- **Goal**
Output the data word for word, dropping every image.
---+---
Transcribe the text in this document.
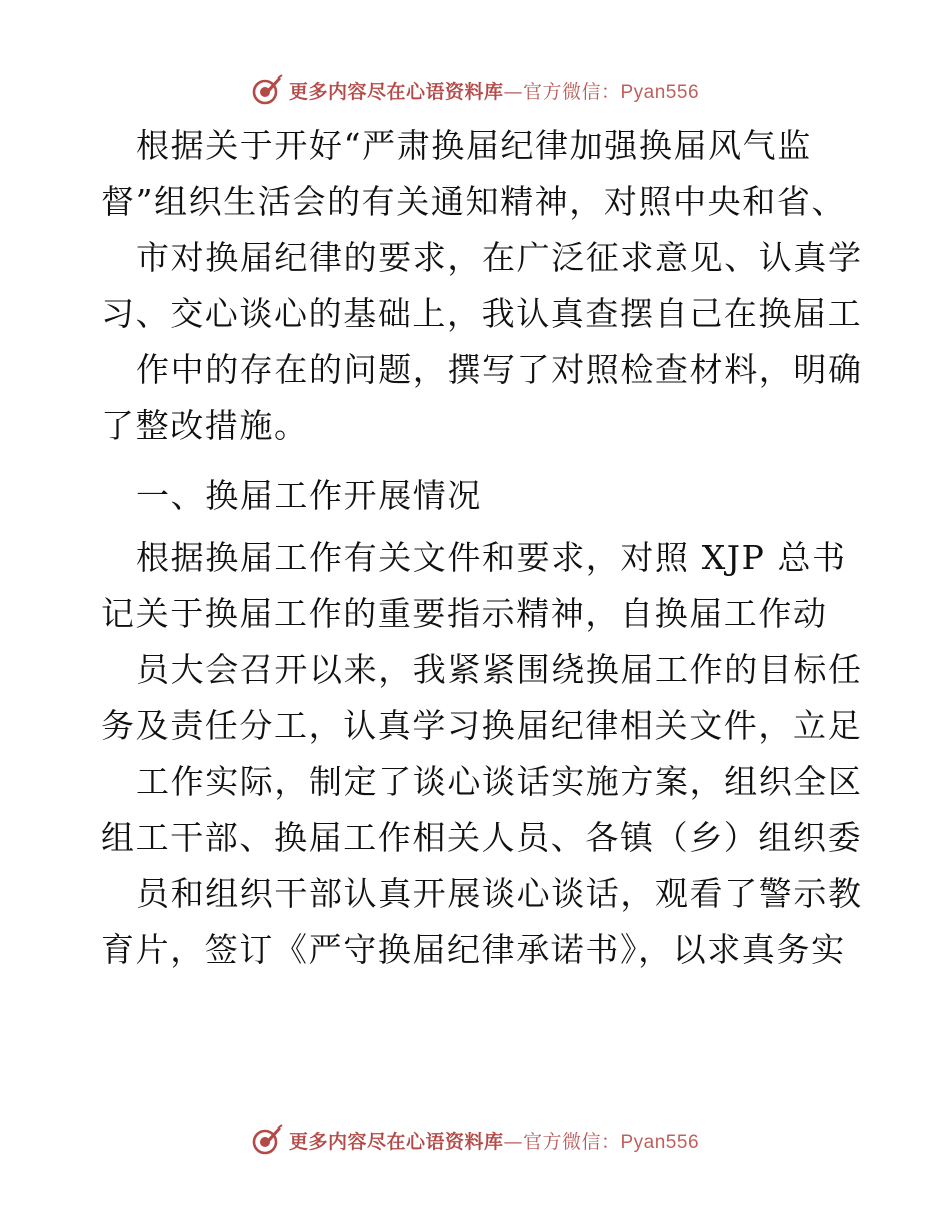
更多内容尽在心语资料库—官方微信：Pyan556
根据关于开好“严肃换届纪律加强换届风气监
督”组织生活会的有关通知精神，对照中央和省、
市对换届纪律的要求，在广泛征求意见、认真学
习、交心谈心的基础上，我认真查摆自己在换届工
作中的存在的问题，撰写了对照检查材料，明确
了整改措施。
一、换届工作开展情况
根据换届工作有关文件和要求，对照 XJP 总书
记关于换届工作的重要指示精神，自换届工作动
员大会召开以来，我紧紧围绕换届工作的目标任
务及责任分工，认真学习换届纪律相关文件，立足
工作实际，制定了谈心谈话实施方案，组织全区
组工干部、换届工作相关人员、各镇（乡）组织委
员和组织干部认真开展谈心谈话，观看了警示教
育片，签订《严守换届纪律承诺书》，以求真务实
更多内容尽在心语资料库—官方微信：Pyan556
---+---
- **Completed task**
Transcribe the text in this document.
更多内容尽在心语资料库—官方微信：Pyan556
根据关于开好“严肃换届纪律加强换届风气监
督”组织生活会的有关通知精神，对照中央和省、
市对换届纪律的要求，在广泛征求意见、认真学
习、交心谈心的基础上，我认真查摆自己在换届工
作中的存在的问题，撰写了对照检查材料，明确
了整改措施。
一、换届工作开展情况
根据换届工作有关文件和要求，对照 XJP 总书
记关于换届工作的重要指示精神，自换届工作动
员大会召开以来，我紧紧围绕换届工作的目标任
务及责任分工，认真学习换届纪律相关文件，立足
工作实际，制定了谈心谈话实施方案，组织全区
组工干部、换届工作相关人员、各镇（乡）组织委
员和组织干部认真开展谈心谈话，观看了警示教
育片，签订《严守换届纪律承诺书》，以求真务实
更多内容尽在心语资料库—官方微信：Pyan556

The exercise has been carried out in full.